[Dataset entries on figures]

:::::

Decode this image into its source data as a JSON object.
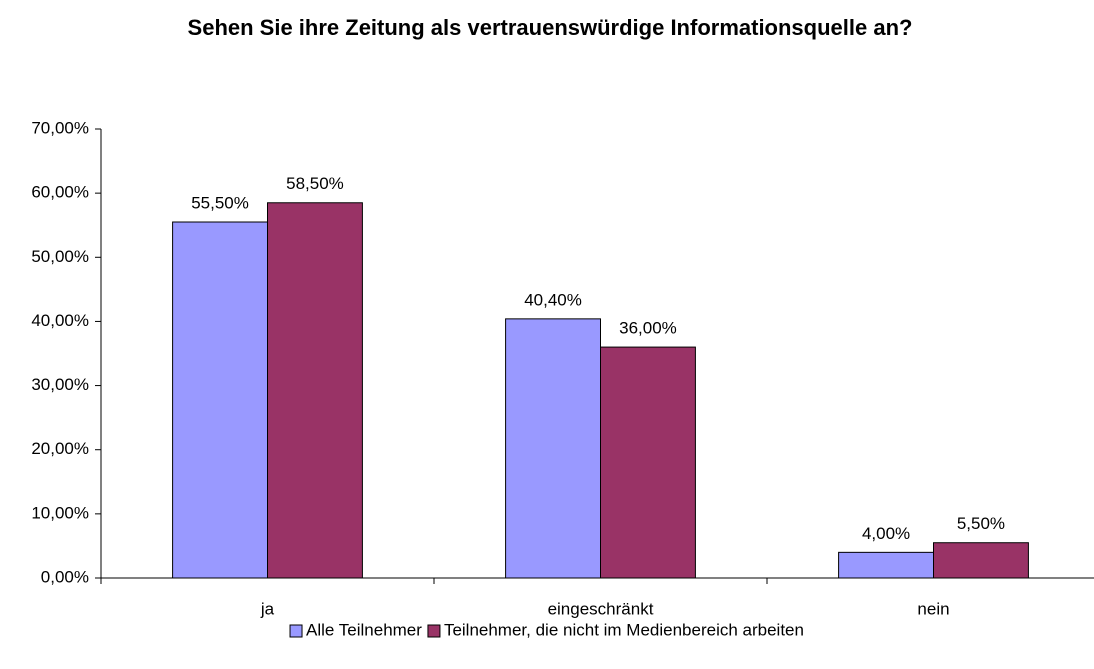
{
  "chart_data": {
    "type": "bar",
    "title": "Sehen Sie ihre Zeitung als vertrauenswürdige Informationsquelle an?",
    "categories": [
      "ja",
      "eingeschränkt",
      "nein"
    ],
    "series": [
      {
        "name": "Alle Teilnehmer",
        "color": "#9999ff",
        "values": [
          55.5,
          40.4,
          4.0
        ],
        "value_labels": [
          "55,50%",
          "40,40%",
          "4,00%"
        ]
      },
      {
        "name": "Teilnehmer, die nicht im Medienbereich arbeiten",
        "color": "#993366",
        "values": [
          58.5,
          36.0,
          5.5
        ],
        "value_labels": [
          "58,50%",
          "36,00%",
          "5,50%"
        ]
      }
    ],
    "ylim": [
      0,
      70
    ],
    "yticks": [
      {
        "value": 0,
        "label": "0,00%"
      },
      {
        "value": 10,
        "label": "10,00%"
      },
      {
        "value": 20,
        "label": "20,00%"
      },
      {
        "value": 30,
        "label": "30,00%"
      },
      {
        "value": 40,
        "label": "40,00%"
      },
      {
        "value": 50,
        "label": "50,00%"
      },
      {
        "value": 60,
        "label": "60,00%"
      },
      {
        "value": 70,
        "label": "70,00%"
      }
    ],
    "legend": "bottom"
  }
}
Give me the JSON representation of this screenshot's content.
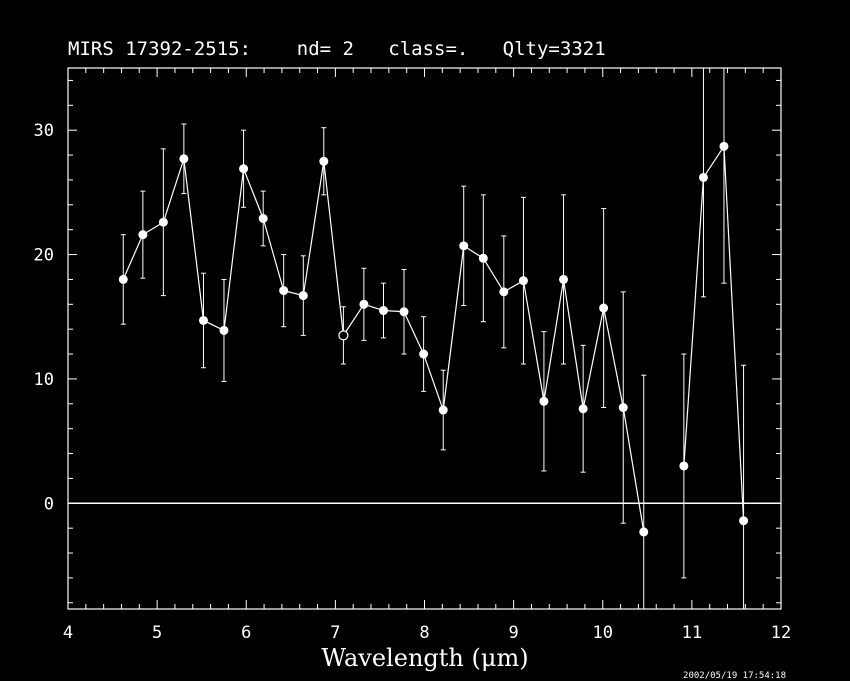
{
  "chart_data": {
    "type": "scatter",
    "title": "MIRS 17392-2515:    nd= 2   class=.   Qlty=3321",
    "xlabel": "Wavelength (μm)",
    "ylabel": "",
    "xlim": [
      4,
      12
    ],
    "ylim": [
      -8.5,
      35
    ],
    "xticks": [
      4,
      5,
      6,
      7,
      8,
      9,
      10,
      11,
      12
    ],
    "yticks": [
      0,
      10,
      20,
      30
    ],
    "grid": false,
    "zero_line": true,
    "colors": {
      "background": "#000000",
      "foreground": "#ffffff"
    },
    "points": [
      {
        "x": 4.62,
        "y": 18.0,
        "err": 3.6
      },
      {
        "x": 4.84,
        "y": 21.6,
        "err": 3.5
      },
      {
        "x": 5.07,
        "y": 22.6,
        "err": 5.9
      },
      {
        "x": 5.3,
        "y": 27.7,
        "err": 2.8
      },
      {
        "x": 5.52,
        "y": 14.7,
        "err": 3.8
      },
      {
        "x": 5.75,
        "y": 13.9,
        "err": 4.1
      },
      {
        "x": 5.97,
        "y": 26.9,
        "err": 3.1
      },
      {
        "x": 6.19,
        "y": 22.9,
        "err": 2.2
      },
      {
        "x": 6.42,
        "y": 17.1,
        "err": 2.9
      },
      {
        "x": 6.64,
        "y": 16.7,
        "err": 3.2
      },
      {
        "x": 6.87,
        "y": 27.5,
        "err": 2.7
      },
      {
        "x": 7.09,
        "y": 13.5,
        "err": 2.3,
        "open": true
      },
      {
        "x": 7.32,
        "y": 16.0,
        "err": 2.9
      },
      {
        "x": 7.54,
        "y": 15.5,
        "err": 2.2
      },
      {
        "x": 7.77,
        "y": 15.4,
        "err": 3.4
      },
      {
        "x": 7.99,
        "y": 12.0,
        "err": 3.0
      },
      {
        "x": 8.21,
        "y": 7.5,
        "err": 3.2
      },
      {
        "x": 8.44,
        "y": 20.7,
        "err": 4.8
      },
      {
        "x": 8.66,
        "y": 19.7,
        "err": 5.1
      },
      {
        "x": 8.89,
        "y": 17.0,
        "err": 4.5
      },
      {
        "x": 9.11,
        "y": 17.9,
        "err": 6.7
      },
      {
        "x": 9.34,
        "y": 8.2,
        "err": 5.6
      },
      {
        "x": 9.56,
        "y": 18.0,
        "err": 6.8
      },
      {
        "x": 9.78,
        "y": 7.6,
        "err": 5.1
      },
      {
        "x": 10.01,
        "y": 15.7,
        "err": 8.0
      },
      {
        "x": 10.23,
        "y": 7.7,
        "err": 9.3
      },
      {
        "x": 10.46,
        "y": -2.3,
        "err": 12.6
      },
      {
        "x": 10.91,
        "y": 3.0,
        "err": 9.0
      },
      {
        "x": 11.13,
        "y": 26.2,
        "err": 9.6
      },
      {
        "x": 11.36,
        "y": 28.7,
        "err": 11.0
      },
      {
        "x": 11.58,
        "y": -1.4,
        "err": 12.5
      }
    ],
    "line_break_after_x": 10.46
  },
  "footer": {
    "timestamp": "2002/05/19 17:54:18"
  }
}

:::::

SHORT EXERCISE:
Return each line where "this" shows up.

WRITTEN RESPONSE:
Decode this image into its source data as a JSON object.
Give me the JSON representation of this screenshot's content.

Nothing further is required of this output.